#### [EXERCISE DIRECTIONS]
Return the records that follow unaltered. Omit every picture.

#### [RECORD EXCERPTS]
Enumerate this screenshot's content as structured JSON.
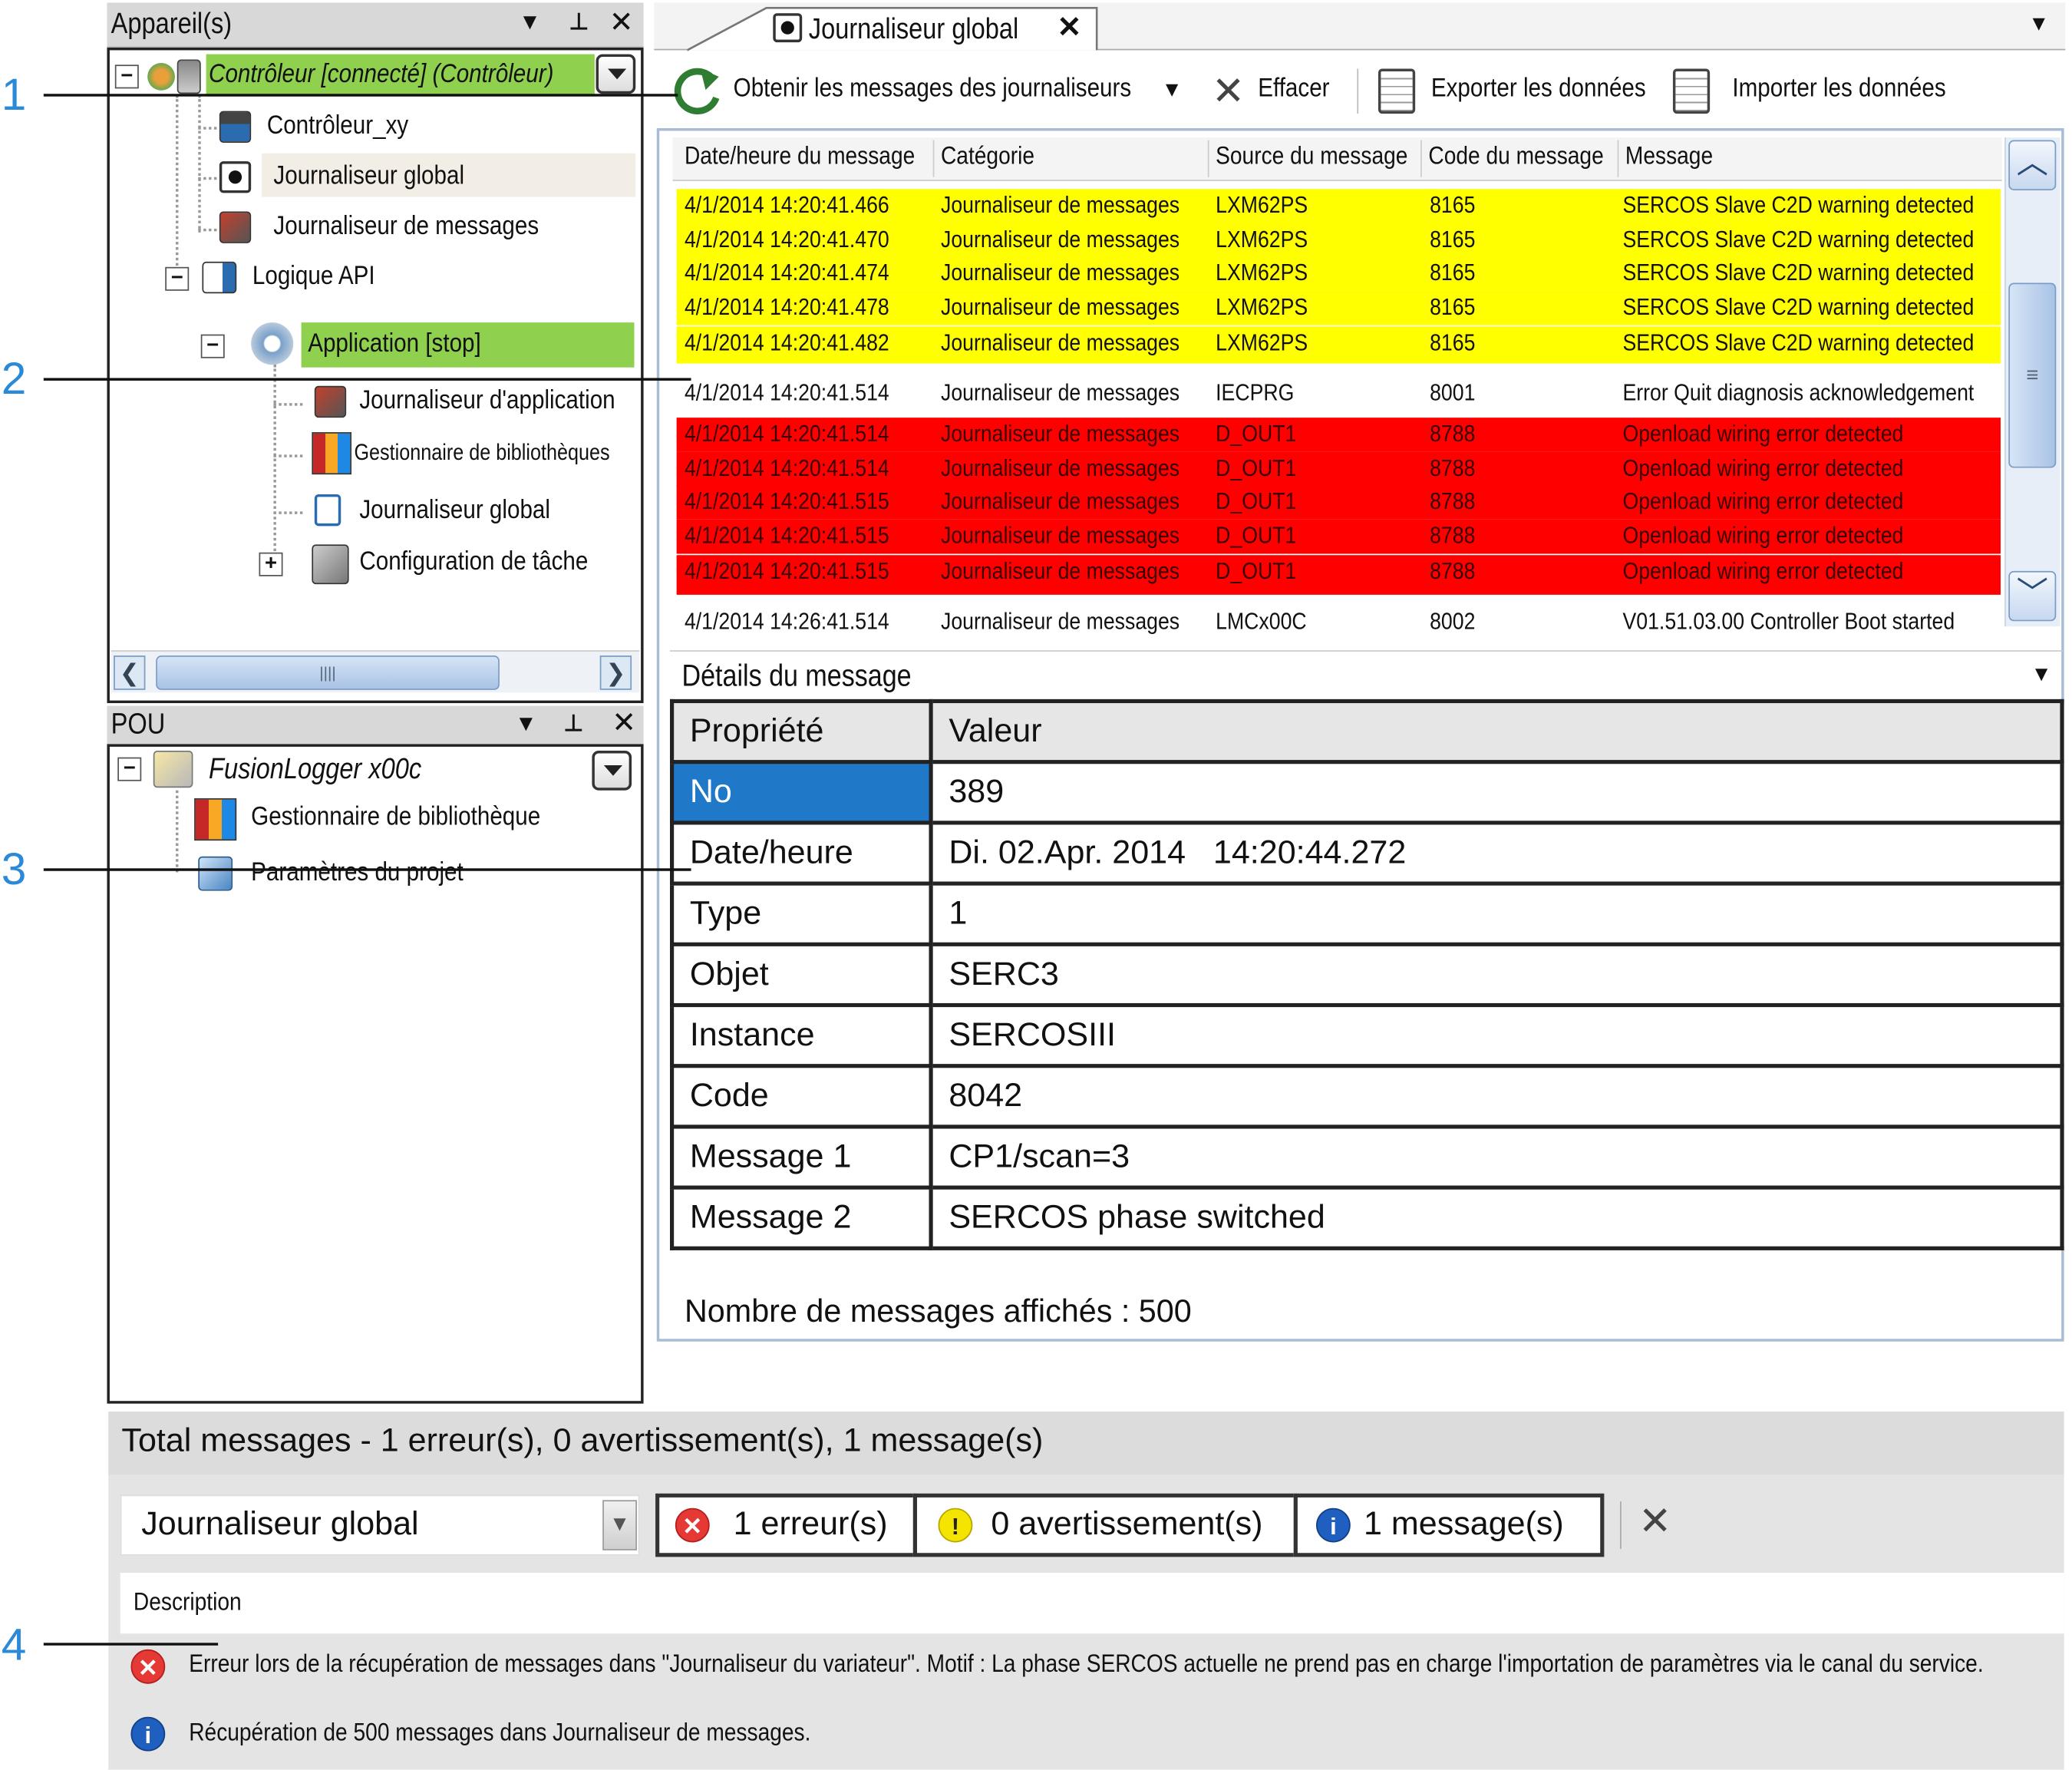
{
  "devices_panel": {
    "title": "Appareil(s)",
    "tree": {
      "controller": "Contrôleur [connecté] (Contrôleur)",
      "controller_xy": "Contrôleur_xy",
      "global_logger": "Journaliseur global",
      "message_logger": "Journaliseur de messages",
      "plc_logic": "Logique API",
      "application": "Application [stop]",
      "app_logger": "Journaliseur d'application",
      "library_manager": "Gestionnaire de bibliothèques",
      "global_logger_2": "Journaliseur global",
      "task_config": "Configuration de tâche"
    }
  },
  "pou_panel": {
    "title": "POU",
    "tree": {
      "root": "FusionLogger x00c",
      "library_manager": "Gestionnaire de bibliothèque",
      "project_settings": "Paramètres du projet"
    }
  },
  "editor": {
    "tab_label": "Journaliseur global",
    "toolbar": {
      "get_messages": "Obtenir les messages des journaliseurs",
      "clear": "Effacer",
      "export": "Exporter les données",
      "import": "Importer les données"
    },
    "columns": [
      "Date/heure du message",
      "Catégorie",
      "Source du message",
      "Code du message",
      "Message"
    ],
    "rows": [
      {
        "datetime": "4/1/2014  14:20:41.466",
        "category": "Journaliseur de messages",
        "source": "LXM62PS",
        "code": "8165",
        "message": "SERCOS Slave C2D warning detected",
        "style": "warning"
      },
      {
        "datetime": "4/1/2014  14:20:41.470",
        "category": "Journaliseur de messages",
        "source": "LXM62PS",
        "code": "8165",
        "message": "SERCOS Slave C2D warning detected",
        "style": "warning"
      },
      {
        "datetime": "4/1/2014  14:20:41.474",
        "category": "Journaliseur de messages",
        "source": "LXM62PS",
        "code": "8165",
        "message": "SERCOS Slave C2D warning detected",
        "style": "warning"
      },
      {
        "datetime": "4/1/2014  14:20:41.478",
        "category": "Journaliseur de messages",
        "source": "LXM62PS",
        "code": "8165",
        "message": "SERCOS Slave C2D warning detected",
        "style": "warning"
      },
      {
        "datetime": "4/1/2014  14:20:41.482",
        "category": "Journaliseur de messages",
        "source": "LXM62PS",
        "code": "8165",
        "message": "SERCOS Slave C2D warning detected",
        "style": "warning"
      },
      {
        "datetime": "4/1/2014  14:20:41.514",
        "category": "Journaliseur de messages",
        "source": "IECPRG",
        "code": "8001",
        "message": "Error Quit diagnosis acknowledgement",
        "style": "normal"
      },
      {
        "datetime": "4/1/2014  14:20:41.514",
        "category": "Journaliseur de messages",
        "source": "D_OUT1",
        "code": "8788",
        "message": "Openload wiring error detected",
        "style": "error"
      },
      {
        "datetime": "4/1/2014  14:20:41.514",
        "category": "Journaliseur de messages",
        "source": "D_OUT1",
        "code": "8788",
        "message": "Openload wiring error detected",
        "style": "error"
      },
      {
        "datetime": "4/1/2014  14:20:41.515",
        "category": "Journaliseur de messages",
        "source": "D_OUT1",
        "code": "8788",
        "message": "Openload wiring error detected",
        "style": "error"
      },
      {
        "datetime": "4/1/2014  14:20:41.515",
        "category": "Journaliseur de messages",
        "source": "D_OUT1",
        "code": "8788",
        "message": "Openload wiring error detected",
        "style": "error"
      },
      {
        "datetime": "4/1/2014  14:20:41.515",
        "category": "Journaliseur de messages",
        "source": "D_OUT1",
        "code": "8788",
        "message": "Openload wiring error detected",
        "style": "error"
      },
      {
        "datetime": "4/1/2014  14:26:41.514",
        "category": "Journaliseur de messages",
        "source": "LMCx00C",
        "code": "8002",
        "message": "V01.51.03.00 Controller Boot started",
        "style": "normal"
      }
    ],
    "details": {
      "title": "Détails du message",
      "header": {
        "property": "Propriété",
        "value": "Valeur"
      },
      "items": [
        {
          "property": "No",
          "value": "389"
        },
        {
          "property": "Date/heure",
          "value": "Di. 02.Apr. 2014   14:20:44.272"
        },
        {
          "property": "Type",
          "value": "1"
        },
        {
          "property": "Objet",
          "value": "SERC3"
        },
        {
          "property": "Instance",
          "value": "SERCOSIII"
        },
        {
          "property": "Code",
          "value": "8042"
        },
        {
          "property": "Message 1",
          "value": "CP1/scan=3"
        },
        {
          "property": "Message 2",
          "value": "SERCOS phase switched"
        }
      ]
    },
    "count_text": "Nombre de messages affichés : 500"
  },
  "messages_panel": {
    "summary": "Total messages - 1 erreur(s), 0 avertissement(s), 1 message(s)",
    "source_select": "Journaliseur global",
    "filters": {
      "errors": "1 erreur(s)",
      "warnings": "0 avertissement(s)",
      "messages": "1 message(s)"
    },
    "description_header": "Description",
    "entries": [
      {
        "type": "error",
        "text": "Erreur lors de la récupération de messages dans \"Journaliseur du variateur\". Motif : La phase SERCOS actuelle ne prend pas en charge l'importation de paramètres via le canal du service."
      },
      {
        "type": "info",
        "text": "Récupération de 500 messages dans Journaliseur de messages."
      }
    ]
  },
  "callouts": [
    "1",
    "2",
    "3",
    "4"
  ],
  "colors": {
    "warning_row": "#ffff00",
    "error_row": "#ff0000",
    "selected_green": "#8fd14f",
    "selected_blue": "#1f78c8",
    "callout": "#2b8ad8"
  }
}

#### [ANSWER TO THE TASK]
Enumerate this screenshot's content as structured JSON.
{
  "devices_panel": {
    "title": "Appareil(s)",
    "tree": {
      "controller": "Contrôleur [connecté] (Contrôleur)",
      "controller_xy": "Contrôleur_xy",
      "global_logger": "Journaliseur global",
      "message_logger": "Journaliseur de messages",
      "plc_logic": "Logique API",
      "application": "Application [stop]",
      "app_logger": "Journaliseur d'application",
      "library_manager": "Gestionnaire de bibliothèques",
      "global_logger_2": "Journaliseur global",
      "task_config": "Configuration de tâche"
    }
  },
  "pou_panel": {
    "title": "POU",
    "tree": {
      "root": "FusionLogger x00c",
      "library_manager": "Gestionnaire de bibliothèque",
      "project_settings": "Paramètres du projet"
    }
  },
  "editor": {
    "tab_label": "Journaliseur global",
    "toolbar": {
      "get_messages": "Obtenir les messages des journaliseurs",
      "clear": "Effacer",
      "export": "Exporter les données",
      "import": "Importer les données"
    },
    "columns": [
      "Date/heure du message",
      "Catégorie",
      "Source du message",
      "Code du message",
      "Message"
    ],
    "rows": [
      {
        "datetime": "4/1/2014  14:20:41.466",
        "category": "Journaliseur de messages",
        "source": "LXM62PS",
        "code": "8165",
        "message": "SERCOS Slave C2D warning detected",
        "style": "warning"
      },
      {
        "datetime": "4/1/2014  14:20:41.470",
        "category": "Journaliseur de messages",
        "source": "LXM62PS",
        "code": "8165",
        "message": "SERCOS Slave C2D warning detected",
        "style": "warning"
      },
      {
        "datetime": "4/1/2014  14:20:41.474",
        "category": "Journaliseur de messages",
        "source": "LXM62PS",
        "code": "8165",
        "message": "SERCOS Slave C2D warning detected",
        "style": "warning"
      },
      {
        "datetime": "4/1/2014  14:20:41.478",
        "category": "Journaliseur de messages",
        "source": "LXM62PS",
        "code": "8165",
        "message": "SERCOS Slave C2D warning detected",
        "style": "warning"
      },
      {
        "datetime": "4/1/2014  14:20:41.482",
        "category": "Journaliseur de messages",
        "source": "LXM62PS",
        "code": "8165",
        "message": "SERCOS Slave C2D warning detected",
        "style": "warning"
      },
      {
        "datetime": "4/1/2014  14:20:41.514",
        "category": "Journaliseur de messages",
        "source": "IECPRG",
        "code": "8001",
        "message": "Error Quit diagnosis acknowledgement",
        "style": "normal"
      },
      {
        "datetime": "4/1/2014  14:20:41.514",
        "category": "Journaliseur de messages",
        "source": "D_OUT1",
        "code": "8788",
        "message": "Openload wiring error detected",
        "style": "error"
      },
      {
        "datetime": "4/1/2014  14:20:41.514",
        "category": "Journaliseur de messages",
        "source": "D_OUT1",
        "code": "8788",
        "message": "Openload wiring error detected",
        "style": "error"
      },
      {
        "datetime": "4/1/2014  14:20:41.515",
        "category": "Journaliseur de messages",
        "source": "D_OUT1",
        "code": "8788",
        "message": "Openload wiring error detected",
        "style": "error"
      },
      {
        "datetime": "4/1/2014  14:20:41.515",
        "category": "Journaliseur de messages",
        "source": "D_OUT1",
        "code": "8788",
        "message": "Openload wiring error detected",
        "style": "error"
      },
      {
        "datetime": "4/1/2014  14:20:41.515",
        "category": "Journaliseur de messages",
        "source": "D_OUT1",
        "code": "8788",
        "message": "Openload wiring error detected",
        "style": "error"
      },
      {
        "datetime": "4/1/2014  14:26:41.514",
        "category": "Journaliseur de messages",
        "source": "LMCx00C",
        "code": "8002",
        "message": "V01.51.03.00 Controller Boot started",
        "style": "normal"
      }
    ],
    "details": {
      "title": "Détails du message",
      "header": {
        "property": "Propriété",
        "value": "Valeur"
      },
      "items": [
        {
          "property": "No",
          "value": "389"
        },
        {
          "property": "Date/heure",
          "value": "Di. 02.Apr. 2014   14:20:44.272"
        },
        {
          "property": "Type",
          "value": "1"
        },
        {
          "property": "Objet",
          "value": "SERC3"
        },
        {
          "property": "Instance",
          "value": "SERCOSIII"
        },
        {
          "property": "Code",
          "value": "8042"
        },
        {
          "property": "Message 1",
          "value": "CP1/scan=3"
        },
        {
          "property": "Message 2",
          "value": "SERCOS phase switched"
        }
      ]
    },
    "count_text": "Nombre de messages affichés : 500"
  },
  "messages_panel": {
    "summary": "Total messages - 1 erreur(s), 0 avertissement(s), 1 message(s)",
    "source_select": "Journaliseur global",
    "filters": {
      "errors": "1 erreur(s)",
      "warnings": "0 avertissement(s)",
      "messages": "1 message(s)"
    },
    "description_header": "Description",
    "entries": [
      {
        "type": "error",
        "text": "Erreur lors de la récupération de messages dans \"Journaliseur du variateur\". Motif : La phase SERCOS actuelle ne prend pas en charge l'importation de paramètres via le canal du service."
      },
      {
        "type": "info",
        "text": "Récupération de 500 messages dans Journaliseur de messages."
      }
    ]
  },
  "callouts": [
    "1",
    "2",
    "3",
    "4"
  ],
  "colors": {
    "warning_row": "#ffff00",
    "error_row": "#ff0000",
    "selected_green": "#8fd14f",
    "selected_blue": "#1f78c8",
    "callout": "#2b8ad8"
  }
}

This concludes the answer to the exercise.